Written task —
From the entries below, pull out each line where "JSON" appears.

+-------+

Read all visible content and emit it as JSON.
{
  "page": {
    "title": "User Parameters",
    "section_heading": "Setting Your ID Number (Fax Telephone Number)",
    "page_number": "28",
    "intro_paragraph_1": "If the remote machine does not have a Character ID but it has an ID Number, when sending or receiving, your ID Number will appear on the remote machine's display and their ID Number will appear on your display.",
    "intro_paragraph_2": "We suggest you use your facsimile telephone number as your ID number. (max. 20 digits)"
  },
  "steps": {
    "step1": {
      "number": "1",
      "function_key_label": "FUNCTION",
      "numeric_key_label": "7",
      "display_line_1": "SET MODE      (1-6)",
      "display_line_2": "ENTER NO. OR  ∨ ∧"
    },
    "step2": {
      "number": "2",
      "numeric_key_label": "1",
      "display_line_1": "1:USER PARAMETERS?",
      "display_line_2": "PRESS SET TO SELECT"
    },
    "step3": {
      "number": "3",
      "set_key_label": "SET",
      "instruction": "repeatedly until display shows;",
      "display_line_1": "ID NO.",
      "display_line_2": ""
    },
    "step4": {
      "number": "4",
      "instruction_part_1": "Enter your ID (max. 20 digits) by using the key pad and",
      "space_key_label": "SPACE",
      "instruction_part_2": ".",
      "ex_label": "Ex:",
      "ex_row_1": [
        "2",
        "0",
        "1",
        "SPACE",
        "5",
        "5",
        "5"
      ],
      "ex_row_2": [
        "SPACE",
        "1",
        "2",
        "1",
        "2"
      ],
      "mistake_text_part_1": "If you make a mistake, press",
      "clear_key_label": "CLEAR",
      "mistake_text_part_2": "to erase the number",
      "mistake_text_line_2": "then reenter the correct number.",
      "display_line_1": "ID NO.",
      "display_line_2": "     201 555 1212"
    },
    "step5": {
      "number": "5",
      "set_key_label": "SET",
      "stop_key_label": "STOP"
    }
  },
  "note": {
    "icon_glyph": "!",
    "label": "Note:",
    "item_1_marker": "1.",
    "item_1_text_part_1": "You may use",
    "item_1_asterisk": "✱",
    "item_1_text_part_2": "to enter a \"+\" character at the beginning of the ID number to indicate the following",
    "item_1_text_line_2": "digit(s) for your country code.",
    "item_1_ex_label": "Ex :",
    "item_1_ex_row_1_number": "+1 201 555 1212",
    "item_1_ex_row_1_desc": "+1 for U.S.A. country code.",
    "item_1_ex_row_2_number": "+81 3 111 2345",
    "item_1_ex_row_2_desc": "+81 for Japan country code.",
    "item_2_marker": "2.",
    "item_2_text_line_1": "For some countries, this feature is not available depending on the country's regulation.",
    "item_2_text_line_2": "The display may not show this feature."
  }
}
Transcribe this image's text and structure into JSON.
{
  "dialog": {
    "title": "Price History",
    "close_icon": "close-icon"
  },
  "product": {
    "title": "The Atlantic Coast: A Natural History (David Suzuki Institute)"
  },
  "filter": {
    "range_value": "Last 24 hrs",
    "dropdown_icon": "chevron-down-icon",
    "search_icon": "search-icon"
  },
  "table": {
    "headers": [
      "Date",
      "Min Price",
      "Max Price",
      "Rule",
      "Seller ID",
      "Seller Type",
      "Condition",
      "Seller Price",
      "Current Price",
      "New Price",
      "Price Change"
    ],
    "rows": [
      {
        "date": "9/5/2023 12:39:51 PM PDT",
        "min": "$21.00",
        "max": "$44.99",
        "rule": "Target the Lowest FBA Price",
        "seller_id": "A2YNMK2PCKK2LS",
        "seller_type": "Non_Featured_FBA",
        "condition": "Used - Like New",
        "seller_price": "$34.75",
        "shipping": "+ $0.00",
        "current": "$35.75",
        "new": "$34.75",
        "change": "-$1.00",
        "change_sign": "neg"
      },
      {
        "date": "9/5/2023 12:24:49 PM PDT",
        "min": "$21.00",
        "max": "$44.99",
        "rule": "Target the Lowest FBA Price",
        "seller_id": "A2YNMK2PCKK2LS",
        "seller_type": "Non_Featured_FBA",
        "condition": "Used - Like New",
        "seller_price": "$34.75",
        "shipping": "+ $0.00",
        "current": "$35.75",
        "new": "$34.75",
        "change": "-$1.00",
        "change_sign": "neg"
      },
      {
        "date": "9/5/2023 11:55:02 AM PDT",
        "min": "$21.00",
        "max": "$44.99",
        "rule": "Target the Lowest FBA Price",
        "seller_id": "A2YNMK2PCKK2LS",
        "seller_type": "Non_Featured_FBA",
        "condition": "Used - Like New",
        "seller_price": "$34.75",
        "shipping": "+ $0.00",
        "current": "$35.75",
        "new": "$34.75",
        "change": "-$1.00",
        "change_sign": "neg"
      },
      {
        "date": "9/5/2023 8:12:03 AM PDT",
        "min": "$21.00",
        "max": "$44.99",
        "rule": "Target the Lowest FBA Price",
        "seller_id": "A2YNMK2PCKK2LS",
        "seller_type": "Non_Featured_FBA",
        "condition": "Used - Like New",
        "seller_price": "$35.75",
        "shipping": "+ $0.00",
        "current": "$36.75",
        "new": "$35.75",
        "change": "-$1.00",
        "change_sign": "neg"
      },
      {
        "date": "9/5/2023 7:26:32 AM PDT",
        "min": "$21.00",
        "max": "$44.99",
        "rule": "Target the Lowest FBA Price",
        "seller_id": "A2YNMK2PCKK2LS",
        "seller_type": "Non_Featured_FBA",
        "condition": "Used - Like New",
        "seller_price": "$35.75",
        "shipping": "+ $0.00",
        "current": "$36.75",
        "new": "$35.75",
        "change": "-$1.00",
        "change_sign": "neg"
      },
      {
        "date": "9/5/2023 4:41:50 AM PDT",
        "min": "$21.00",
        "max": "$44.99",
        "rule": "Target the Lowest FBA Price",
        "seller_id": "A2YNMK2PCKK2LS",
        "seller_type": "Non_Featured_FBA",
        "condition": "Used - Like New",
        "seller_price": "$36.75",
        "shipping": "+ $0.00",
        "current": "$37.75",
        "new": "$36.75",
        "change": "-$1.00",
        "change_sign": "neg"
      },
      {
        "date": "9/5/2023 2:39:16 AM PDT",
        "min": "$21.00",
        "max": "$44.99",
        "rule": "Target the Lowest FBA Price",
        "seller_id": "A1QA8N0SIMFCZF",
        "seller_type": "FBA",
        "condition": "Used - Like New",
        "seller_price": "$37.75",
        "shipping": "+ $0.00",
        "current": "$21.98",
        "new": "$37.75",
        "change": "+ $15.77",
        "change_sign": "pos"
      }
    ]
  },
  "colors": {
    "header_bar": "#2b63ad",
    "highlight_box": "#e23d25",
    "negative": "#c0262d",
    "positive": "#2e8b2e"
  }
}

+-------+

Answer to the exercise —
Read all visible content and emit it as JSON.
Transcribe this image's text and structure into JSON.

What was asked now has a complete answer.